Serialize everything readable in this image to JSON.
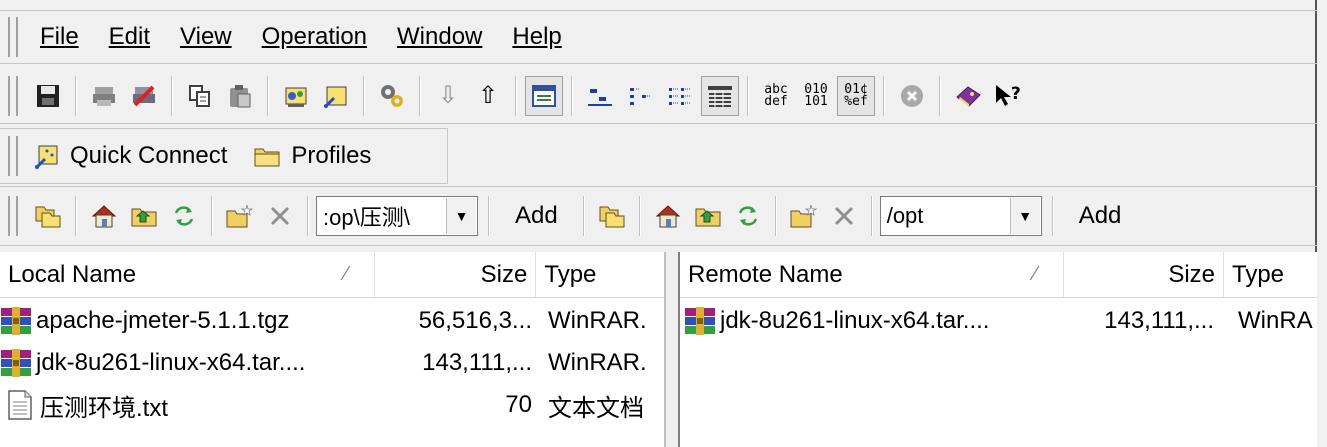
{
  "menu": [
    "File",
    "Edit",
    "View",
    "Operation",
    "Window",
    "Help"
  ],
  "quick_connect": {
    "label": "Quick Connect",
    "profiles_label": "Profiles"
  },
  "navigation": {
    "local_path": ":op\\压测\\",
    "remote_path": "/opt",
    "local_add": "Add",
    "remote_add": "Add"
  },
  "local": {
    "columns": [
      "Local Name",
      "Size",
      "Type"
    ],
    "files": [
      {
        "name": "apache-jmeter-5.1.1.tgz",
        "size": "56,516,3...",
        "type": "WinRAR."
      },
      {
        "name": "jdk-8u261-linux-x64.tar....",
        "size": "143,111,...",
        "type": "WinRAR."
      },
      {
        "name": "压测环境.txt",
        "size": "70",
        "type": "文本文档"
      }
    ]
  },
  "remote": {
    "columns": [
      "Remote Name",
      "Size",
      "Type"
    ],
    "files": [
      {
        "name": "jdk-8u261-linux-x64.tar....",
        "size": "143,111,...",
        "type": "WinRA"
      }
    ]
  },
  "icons": {
    "text_mode": "abc\ndef",
    "binary_mode": "010\n101",
    "auto_mode": "01¢\n%ef"
  }
}
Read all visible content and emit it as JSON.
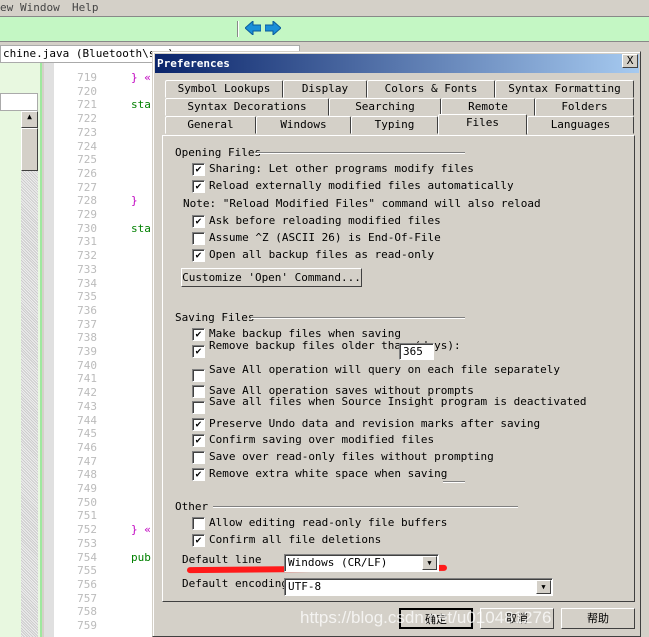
{
  "menubar": {
    "items": [
      "ew",
      "Window",
      "Help"
    ]
  },
  "editor": {
    "file_tab": "chine.java (Bluetooth\\src\\",
    "line_numbers": [
      719,
      720,
      721,
      722,
      723,
      724,
      725,
      726,
      727,
      728,
      729,
      730,
      731,
      732,
      733,
      734,
      735,
      736,
      737,
      738,
      739,
      740,
      741,
      742,
      743,
      744,
      745,
      746,
      747,
      748,
      749,
      750,
      751,
      752,
      753,
      754,
      755,
      756,
      757,
      758,
      759
    ],
    "code": [
      {
        "line": 719,
        "text": "} «",
        "color": "#c000c0"
      },
      {
        "line": 721,
        "text": "sta",
        "color": "#008000"
      },
      {
        "line": 728,
        "text": "}",
        "color": "#c000c0"
      },
      {
        "line": 730,
        "text": "sta",
        "color": "#008000"
      },
      {
        "line": 752,
        "text": "} «",
        "color": "#c000c0"
      },
      {
        "line": 754,
        "text": "pub",
        "color": "#008000"
      }
    ]
  },
  "toolbar": {
    "back_icon": "arrow-left-icon",
    "forward_icon": "arrow-right-icon"
  },
  "dialog": {
    "title": "Preferences",
    "close": "X",
    "tabs_row1": [
      "Symbol Lookups",
      "Display",
      "Colors & Fonts",
      "Syntax Formatting"
    ],
    "tabs_row2": [
      "Syntax Decorations",
      "Searching",
      "Remote",
      "Folders"
    ],
    "tabs_row3": [
      "General",
      "Windows",
      "Typing",
      "Files",
      "Languages"
    ],
    "selected_tab": "Files",
    "opening": {
      "title": "Opening Files",
      "items": [
        {
          "label": "Sharing: Let other programs modify files",
          "checked": true
        },
        {
          "label": "Reload externally modified files automatically",
          "checked": true
        },
        {
          "label": "Ask before reloading modified files",
          "checked": true
        },
        {
          "label": "Assume ^Z (ASCII 26) is End-Of-File",
          "checked": false
        },
        {
          "label": "Open all backup files as read-only",
          "checked": true
        }
      ],
      "note": "Note: \"Reload Modified Files\" command will also reload",
      "customize": "Customize 'Open' Command..."
    },
    "saving": {
      "title": "Saving Files",
      "items": [
        {
          "label": "Make backup files when saving",
          "checked": true
        },
        {
          "label": "Remove backup files older than (days):",
          "checked": true
        },
        {
          "label": "Save All operation will query on each file separately",
          "checked": false
        },
        {
          "label": "Save All operation saves without prompts",
          "checked": false
        },
        {
          "label": "Save all files when Source Insight program is deactivated",
          "checked": false
        },
        {
          "label": "Preserve Undo data and revision marks after saving",
          "checked": true
        },
        {
          "label": "Confirm saving over modified files",
          "checked": true
        },
        {
          "label": "Save over read-only files without prompting",
          "checked": false
        },
        {
          "label": "Remove extra white space when saving",
          "checked": true
        }
      ],
      "days": "365"
    },
    "other": {
      "title": "Other",
      "items": [
        {
          "label": "Allow editing read-only file buffers",
          "checked": false
        },
        {
          "label": "Confirm all file deletions",
          "checked": true
        }
      ],
      "line_label": "Default line",
      "line_value": "Windows (CR/LF)",
      "encoding_label": "Default encoding:",
      "encoding_value": "UTF-8"
    },
    "buttons": {
      "ok": "确定",
      "cancel": "取消",
      "help": "帮助"
    }
  },
  "watermark": "https://blog.csdn.net/u010481276",
  "colors": {
    "highlight": "#ff1a1a",
    "title_start": "#0a246a",
    "title_end": "#a6caf0"
  }
}
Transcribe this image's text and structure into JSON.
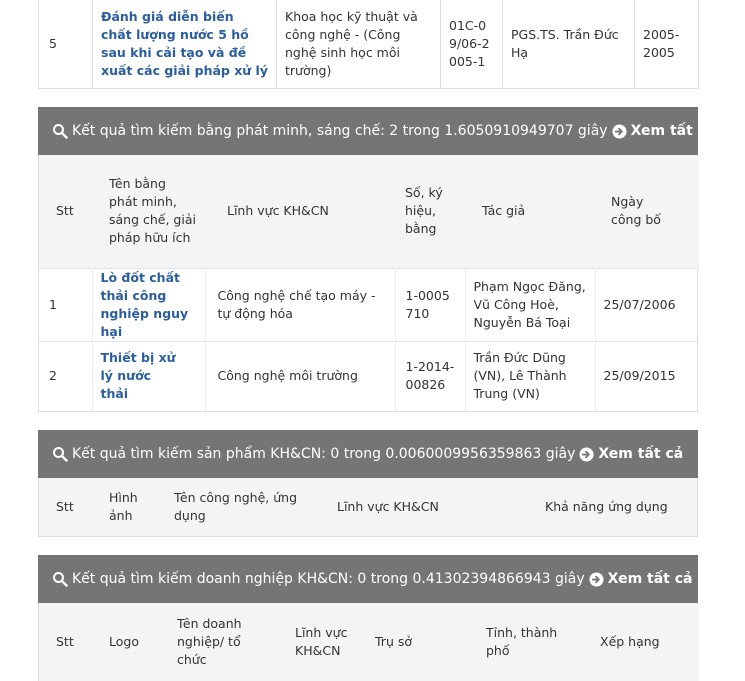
{
  "top_row": {
    "stt": "5",
    "title": "Đánh giá diễn biến chất lượng nước 5 hồ sau khi cải tạo và đề xuất các giải pháp xử lý",
    "field": "Khoa học kỹ thuật và công nghệ - (Công nghệ sinh học môi trường)",
    "code": "01C-09/06-2005-1",
    "author": "PGS.TS. Trần Đức Hạ",
    "years": "2005-2005"
  },
  "sections": {
    "patents": {
      "header_text": "Kết quả tìm kiếm bằng phát minh, sáng chế: 2 trong 1.6050910949707 giây",
      "view_all": "Xem tất cả",
      "columns": [
        "Stt",
        "Tên bằng phát minh, sáng chế, giải pháp hữu ích",
        "Lĩnh vực KH&CN",
        "Số, ký hiệu, bằng",
        "Tác giả",
        "Ngày công bố"
      ],
      "rows": [
        {
          "stt": "1",
          "name": "Lò đốt chất thải công nghiệp nguy hại",
          "field": "Công nghệ chế tạo máy - tự động hóa",
          "number": "1-0005710",
          "authors": "Phạm Ngọc Đăng, Vũ Công Hoè, Nguyễn Bá Toại",
          "date": "25/07/2006"
        },
        {
          "stt": "2",
          "name": "Thiết bị xử lý nước thải",
          "field": "Công nghệ môi trường",
          "number": "1-2014-00826",
          "authors": "Trần Đức Dũng (VN), Lê Thành Trung (VN)",
          "date": "25/09/2015"
        }
      ]
    },
    "products": {
      "header_text": "Kết quả tìm kiếm sản phẩm KH&CN: 0 trong 0.0060009956359863 giây",
      "view_all": "Xem tất cả",
      "columns": [
        "Stt",
        "Hình ảnh",
        "Tên công nghệ, ứng dụng",
        "Lĩnh vực KH&CN",
        "Khả năng ứng dụng"
      ]
    },
    "companies": {
      "header_text": "Kết quả tìm kiếm doanh nghiệp KH&CN: 0 trong 0.41302394866943 giây",
      "view_all": "Xem tất cả",
      "columns": [
        "Stt",
        "Logo",
        "Tên doanh nghiệp/ tổ chức",
        "Lĩnh vực KH&CN",
        "Trụ sở",
        "Tỉnh, thành phố",
        "Xếp hạng"
      ]
    }
  },
  "icons": {
    "search": "search-icon",
    "view_all": "arrow-circle-right-icon"
  },
  "colors": {
    "header_bg": "#757575",
    "link": "#2b5e9e",
    "thead_bg": "#f4f4f4"
  }
}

········

Set exercise: Every line in the data that holds "days" should be copied out.

Exercise result:
          "label": "Remove backup files older than (days):",
      "days": "365"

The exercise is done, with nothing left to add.